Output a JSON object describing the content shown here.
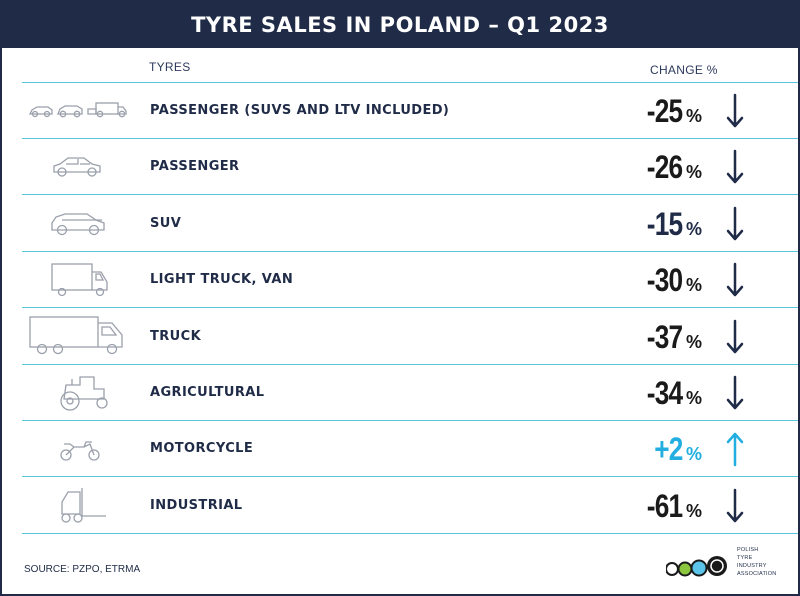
{
  "title": "TYRE SALES IN POLAND – Q1 2023",
  "headers": {
    "tyres": "TYRES",
    "change": "CHANGE %"
  },
  "rows": [
    {
      "label": "PASSENGER (SUVS AND LTV INCLUDED)",
      "value": "-25",
      "unit": "%",
      "trend": "down",
      "icon": "car-suv-van-icon"
    },
    {
      "label": "PASSENGER",
      "value": "-26",
      "unit": "%",
      "trend": "down",
      "icon": "passenger-car-icon"
    },
    {
      "label": "SUV",
      "value": "-15",
      "unit": "%",
      "trend": "down",
      "icon": "suv-icon"
    },
    {
      "label": "LIGHT TRUCK, VAN",
      "value": "-30",
      "unit": "%",
      "trend": "down",
      "icon": "van-icon"
    },
    {
      "label": "TRUCK",
      "value": "-37",
      "unit": "%",
      "trend": "down",
      "icon": "truck-icon"
    },
    {
      "label": "AGRICULTURAL",
      "value": "-34",
      "unit": "%",
      "trend": "down",
      "icon": "tractor-icon"
    },
    {
      "label": "MOTORCYCLE",
      "value": "+2",
      "unit": "%",
      "trend": "up",
      "icon": "motorcycle-icon"
    },
    {
      "label": "INDUSTRIAL",
      "value": "-61",
      "unit": "%",
      "trend": "down",
      "icon": "forklift-icon"
    }
  ],
  "source": "SOURCE: PZPO, ETRMA",
  "logo": {
    "lines": [
      "POLISH",
      "TYRE",
      "INDUSTRY",
      "ASSOCIATION"
    ]
  },
  "colors": {
    "dark": "#1f2b47",
    "accent": "#5bc4d8",
    "positive": "#22aee0",
    "negative": "#1a1a1a"
  },
  "chart_data": {
    "type": "table",
    "title": "TYRE SALES IN POLAND – Q1 2023",
    "columns": [
      "TYRES",
      "CHANGE %"
    ],
    "categories": [
      "PASSENGER (SUVS AND LTV INCLUDED)",
      "PASSENGER",
      "SUV",
      "LIGHT TRUCK, VAN",
      "TRUCK",
      "AGRICULTURAL",
      "MOTORCYCLE",
      "INDUSTRIAL"
    ],
    "values": [
      -25,
      -26,
      -15,
      -30,
      -37,
      -34,
      2,
      -61
    ]
  }
}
__________
▶ _Stated goal_:
Return all of the data exactly as written, and drop the pictures.

▶ _Solution to this task_:
Output a JSON object describing the content shown here.
{
  "title": "TYRE SALES IN POLAND – Q1 2023",
  "headers": {
    "tyres": "TYRES",
    "change": "CHANGE %"
  },
  "rows": [
    {
      "label": "PASSENGER (SUVS AND LTV INCLUDED)",
      "value": "-25",
      "unit": "%",
      "trend": "down",
      "icon": "car-suv-van-icon"
    },
    {
      "label": "PASSENGER",
      "value": "-26",
      "unit": "%",
      "trend": "down",
      "icon": "passenger-car-icon"
    },
    {
      "label": "SUV",
      "value": "-15",
      "unit": "%",
      "trend": "down",
      "icon": "suv-icon"
    },
    {
      "label": "LIGHT TRUCK, VAN",
      "value": "-30",
      "unit": "%",
      "trend": "down",
      "icon": "van-icon"
    },
    {
      "label": "TRUCK",
      "value": "-37",
      "unit": "%",
      "trend": "down",
      "icon": "truck-icon"
    },
    {
      "label": "AGRICULTURAL",
      "value": "-34",
      "unit": "%",
      "trend": "down",
      "icon": "tractor-icon"
    },
    {
      "label": "MOTORCYCLE",
      "value": "+2",
      "unit": "%",
      "trend": "up",
      "icon": "motorcycle-icon"
    },
    {
      "label": "INDUSTRIAL",
      "value": "-61",
      "unit": "%",
      "trend": "down",
      "icon": "forklift-icon"
    }
  ],
  "source": "SOURCE: PZPO, ETRMA",
  "logo": {
    "lines": [
      "POLISH",
      "TYRE",
      "INDUSTRY",
      "ASSOCIATION"
    ]
  },
  "colors": {
    "dark": "#1f2b47",
    "accent": "#5bc4d8",
    "positive": "#22aee0",
    "negative": "#1a1a1a"
  },
  "chart_data": {
    "type": "table",
    "title": "TYRE SALES IN POLAND – Q1 2023",
    "columns": [
      "TYRES",
      "CHANGE %"
    ],
    "categories": [
      "PASSENGER (SUVS AND LTV INCLUDED)",
      "PASSENGER",
      "SUV",
      "LIGHT TRUCK, VAN",
      "TRUCK",
      "AGRICULTURAL",
      "MOTORCYCLE",
      "INDUSTRIAL"
    ],
    "values": [
      -25,
      -26,
      -15,
      -30,
      -37,
      -34,
      2,
      -61
    ]
  }
}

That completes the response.